* YOUR INSTRUCTIONS *
Every line must be returned precisely as it is written.

* RECORDS FOR THIS TASK *
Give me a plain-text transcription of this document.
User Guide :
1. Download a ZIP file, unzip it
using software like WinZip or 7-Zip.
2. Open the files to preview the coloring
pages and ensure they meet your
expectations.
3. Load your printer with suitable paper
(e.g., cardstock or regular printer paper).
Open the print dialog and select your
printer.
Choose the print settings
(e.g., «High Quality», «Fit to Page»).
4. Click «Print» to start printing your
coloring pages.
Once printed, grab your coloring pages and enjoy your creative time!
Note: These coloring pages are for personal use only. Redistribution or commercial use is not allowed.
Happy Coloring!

* SOLUTION *
Give me a plain-text transcription of this document.
User Guide :
1. Download a ZIP file, unzip it
using software like WinZip or 7-Zip.
2. Open the files to preview the coloring
pages and ensure they meet your
expectations.
3. Load your printer with suitable paper
(e.g., cardstock or regular printer paper).
Open the print dialog and select your
printer.
Choose the print settings
(e.g., «High Quality», «Fit to Page»).
4. Click «Print» to start printing your
coloring pages.
Once printed, grab your coloring pages and enjoy your creative time!
Note: These coloring pages are for personal use only. Redistribution or commercial use is not allowed.
Happy Coloring!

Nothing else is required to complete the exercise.